*** RECORD EXCERPTS
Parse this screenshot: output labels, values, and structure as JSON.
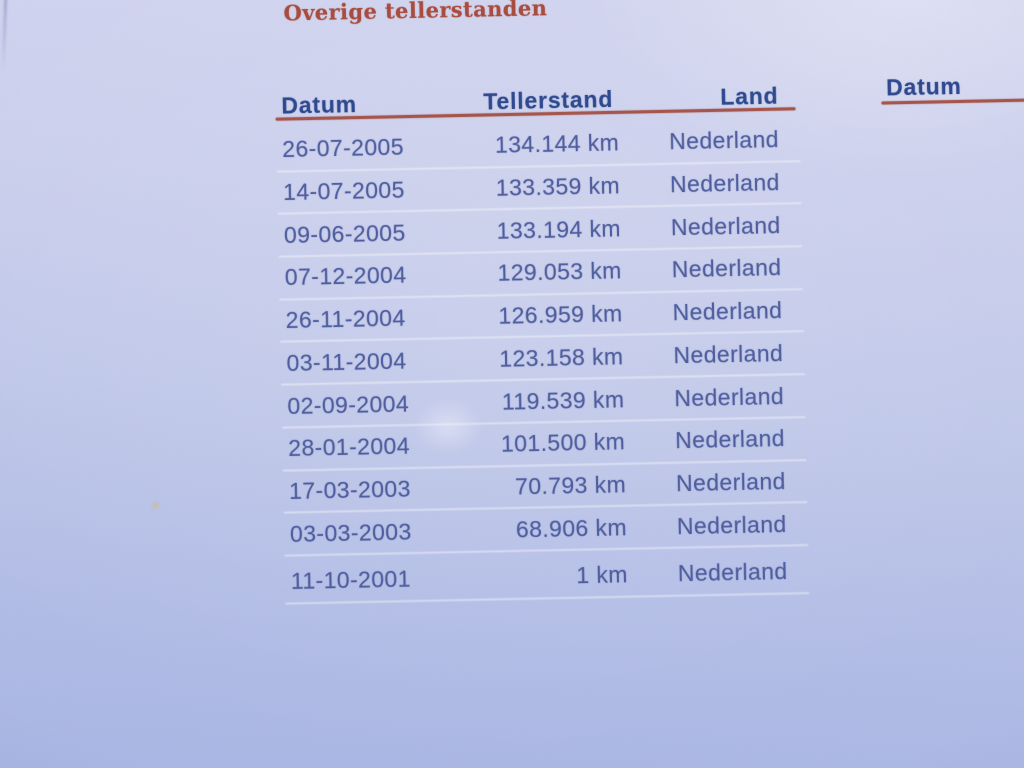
{
  "document": {
    "title": "Overige tellerstanden"
  },
  "odometer_table": {
    "headers": {
      "datum": "Datum",
      "tellerstand": "Tellerstand",
      "land": "Land"
    },
    "rows": [
      {
        "datum": "26-07-2005",
        "tellerstand": "134.144 km",
        "land": "Nederland"
      },
      {
        "datum": "14-07-2005",
        "tellerstand": "133.359 km",
        "land": "Nederland"
      },
      {
        "datum": "09-06-2005",
        "tellerstand": "133.194 km",
        "land": "Nederland"
      },
      {
        "datum": "07-12-2004",
        "tellerstand": "129.053 km",
        "land": "Nederland"
      },
      {
        "datum": "26-11-2004",
        "tellerstand": "126.959 km",
        "land": "Nederland"
      },
      {
        "datum": "03-11-2004",
        "tellerstand": "123.158 km",
        "land": "Nederland"
      },
      {
        "datum": "02-09-2004",
        "tellerstand": "119.539 km",
        "land": "Nederland"
      },
      {
        "datum": "28-01-2004",
        "tellerstand": "101.500 km",
        "land": "Nederland"
      },
      {
        "datum": "17-03-2003",
        "tellerstand": "70.793 km",
        "land": "Nederland"
      },
      {
        "datum": "03-03-2003",
        "tellerstand": "68.906 km",
        "land": "Nederland"
      },
      {
        "datum": "11-10-2001",
        "tellerstand": "1 km",
        "land": "Nederland"
      }
    ]
  },
  "secondary_table": {
    "headers": {
      "datum": "Datum"
    }
  },
  "colors": {
    "title_red": "#a84a3c",
    "header_blue": "#2c478e",
    "body_blue": "#4d5c9e",
    "rule_red": "#a5544a",
    "paper_top": "#d2d5f0",
    "paper_bottom": "#a9b5e3"
  }
}
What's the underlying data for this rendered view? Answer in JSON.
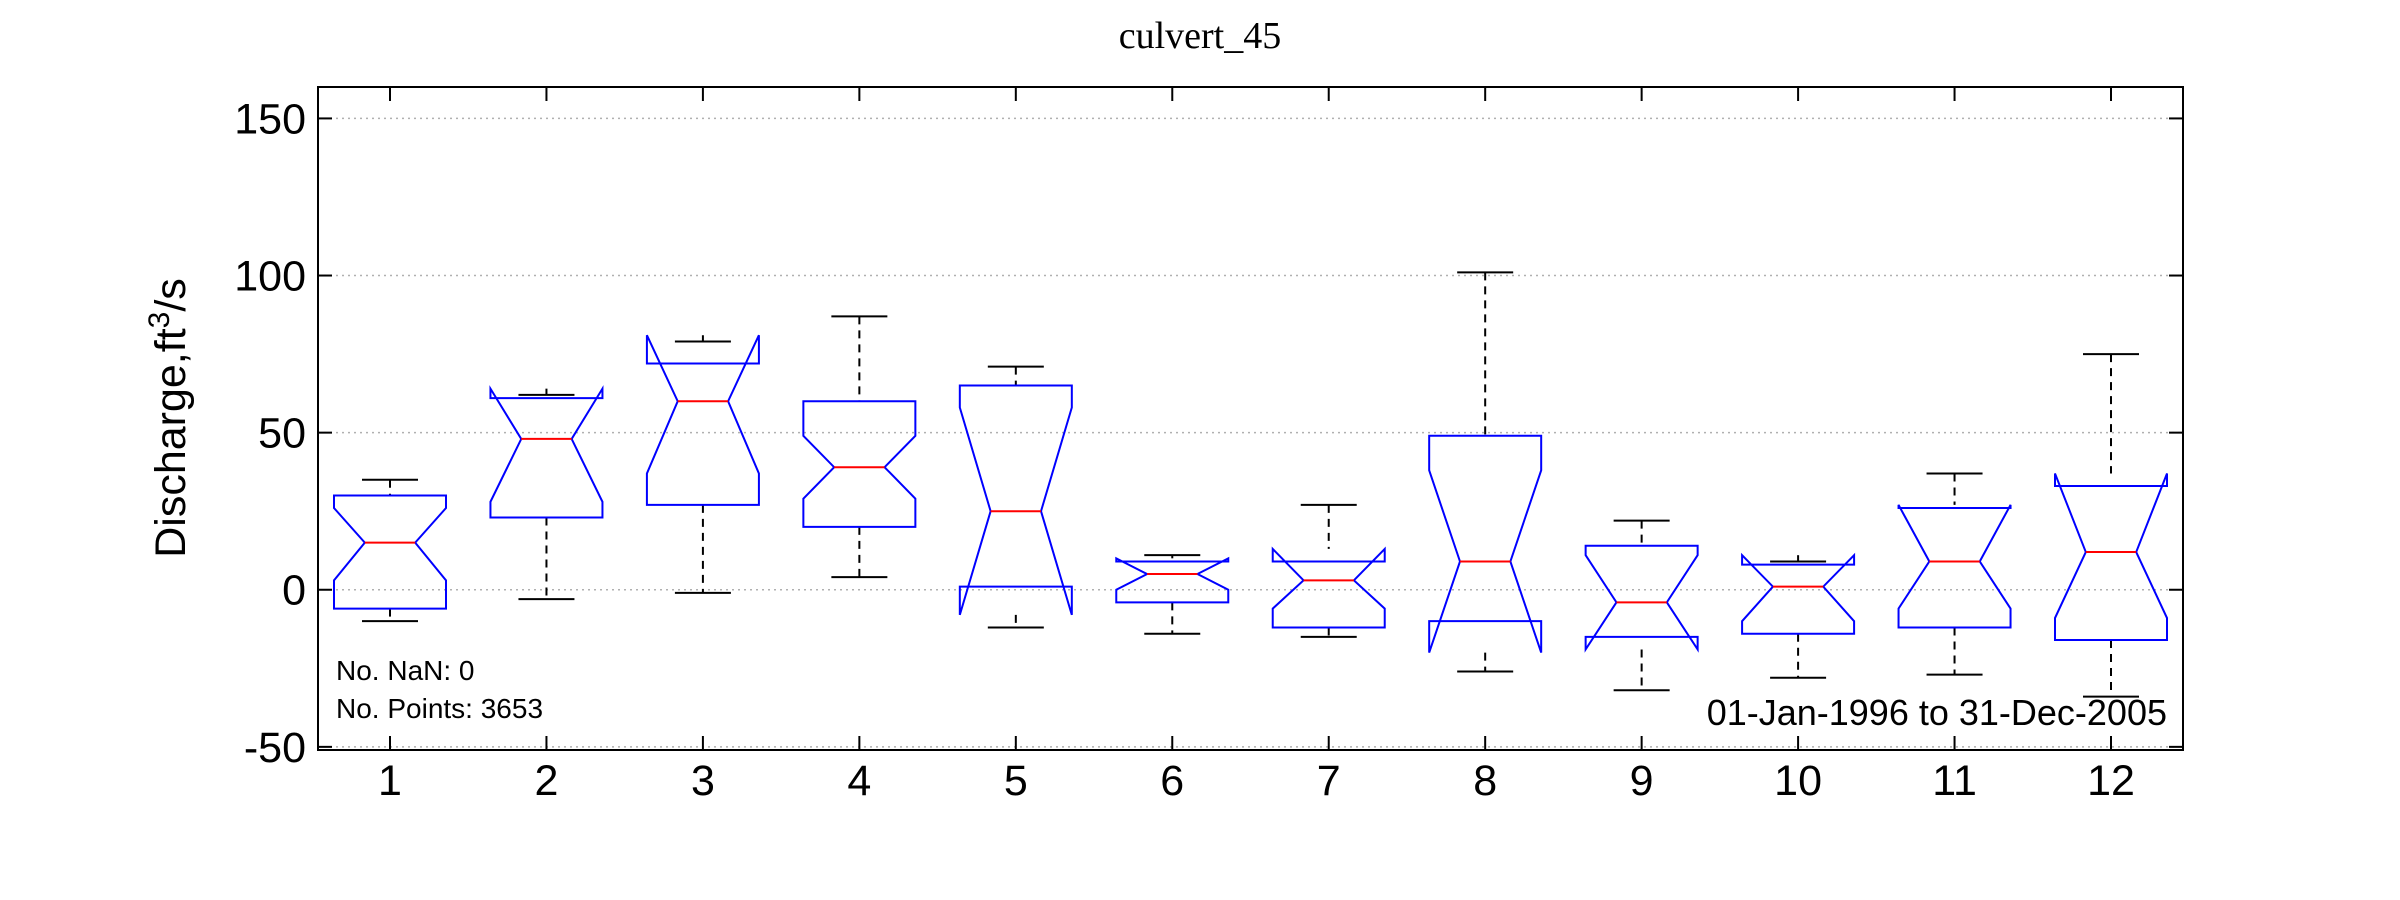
{
  "chart_data": {
    "type": "boxplot",
    "title": "culvert_45",
    "ylabel": {
      "main": "Discharge,ft",
      "sup": "3",
      "tail": "/s"
    },
    "xlabel": "",
    "categories": [
      "1",
      "2",
      "3",
      "4",
      "5",
      "6",
      "7",
      "8",
      "9",
      "10",
      "11",
      "12"
    ],
    "ylim": [
      -51,
      160
    ],
    "yticks": [
      -50,
      0,
      50,
      100,
      150
    ],
    "grid": true,
    "notched": true,
    "box_color": "#0000ff",
    "median_color": "#ff0000",
    "whisker_color": "#000000",
    "boxes": [
      {
        "month": "1",
        "whisker_low": -10,
        "q1": -6,
        "notch_low": 3,
        "median": 15,
        "notch_high": 26,
        "q3": 30,
        "whisker_high": 35
      },
      {
        "month": "2",
        "whisker_low": -3,
        "q1": 23,
        "notch_low": 28,
        "median": 48,
        "notch_high": 64,
        "q3": 61,
        "whisker_high": 62
      },
      {
        "month": "3",
        "whisker_low": -1,
        "q1": 27,
        "notch_low": 37,
        "median": 60,
        "notch_high": 81,
        "q3": 72,
        "whisker_high": 79
      },
      {
        "month": "4",
        "whisker_low": 4,
        "q1": 20,
        "notch_low": 29,
        "median": 39,
        "notch_high": 49,
        "q3": 60,
        "whisker_high": 87
      },
      {
        "month": "5",
        "whisker_low": -12,
        "q1": 1,
        "notch_low": -8,
        "median": 25,
        "notch_high": 58,
        "q3": 65,
        "whisker_high": 71
      },
      {
        "month": "6",
        "whisker_low": -14,
        "q1": -4,
        "notch_low": 0,
        "median": 5,
        "notch_high": 10,
        "q3": 9,
        "whisker_high": 11
      },
      {
        "month": "7",
        "whisker_low": -15,
        "q1": -12,
        "notch_low": -6,
        "median": 3,
        "notch_high": 13,
        "q3": 9,
        "whisker_high": 27
      },
      {
        "month": "8",
        "whisker_low": -26,
        "q1": -10,
        "notch_low": -20,
        "median": 9,
        "notch_high": 38,
        "q3": 49,
        "whisker_high": 101
      },
      {
        "month": "9",
        "whisker_low": -32,
        "q1": -15,
        "notch_low": -19,
        "median": -4,
        "notch_high": 11,
        "q3": 14,
        "whisker_high": 22
      },
      {
        "month": "10",
        "whisker_low": -28,
        "q1": -14,
        "notch_low": -10,
        "median": 1,
        "notch_high": 11,
        "q3": 8,
        "whisker_high": 9
      },
      {
        "month": "11",
        "whisker_low": -27,
        "q1": -12,
        "notch_low": -6,
        "median": 9,
        "notch_high": 27,
        "q3": 26,
        "whisker_high": 37
      },
      {
        "month": "12",
        "whisker_low": -34,
        "q1": -16,
        "notch_low": -9,
        "median": 12,
        "notch_high": 37,
        "q3": 33,
        "whisker_high": 75
      }
    ],
    "annotations": {
      "nan_count": "No. NaN: 0",
      "points_count": "No. Points: 3653",
      "date_range": "01-Jan-1996 to 31-Dec-2005"
    }
  }
}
******
* PROMPT: Which lines hold the word "month"? Copy all of them.

* RESULT FOR THIS EXERCISE:
        "month": "1",
        "month": "2",
        "month": "3",
        "month": "4",
        "month": "5",
        "month": "6",
        "month": "7",
        "month": "8",
        "month": "9",
        "month": "10",
        "month": "11",
        "month": "12",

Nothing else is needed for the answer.